THE EXERCISE | Quote every line of the data below as it stands, omitting pictures.

DATA FOR THIS EXERCISE |

>> Begin

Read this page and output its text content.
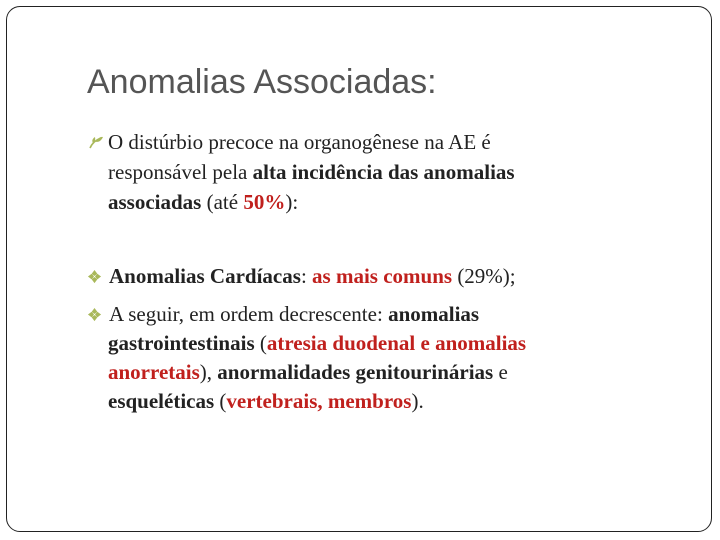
Anomalias Associadas:
O distúrbio precoce na organogênese na AE é
responsável pela alta incidência das anomalias
associadas (até 50%):
Anomalias Cardíacas: as mais comuns (29%);
A seguir, em ordem decrescente: anomalias
gastrointestinais (atresia duodenal e anomalias
anorretais), anormalidades genitourinárias e
esqueléticas (vertebrais, membros).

>> End

SOLUTION |
Read this page and output its text content.
Anomalias Associadas:
O distúrbio precoce na organogênese na AE é
responsável pela alta incidência das anomalias
associadas (até 50%):
Anomalias Cardíacas: as mais comuns (29%);
A seguir, em ordem decrescente: anomalias
gastrointestinais (atresia duodenal e anomalias
anorretais), anormalidades genitourinárias e
esqueléticas (vertebrais, membros).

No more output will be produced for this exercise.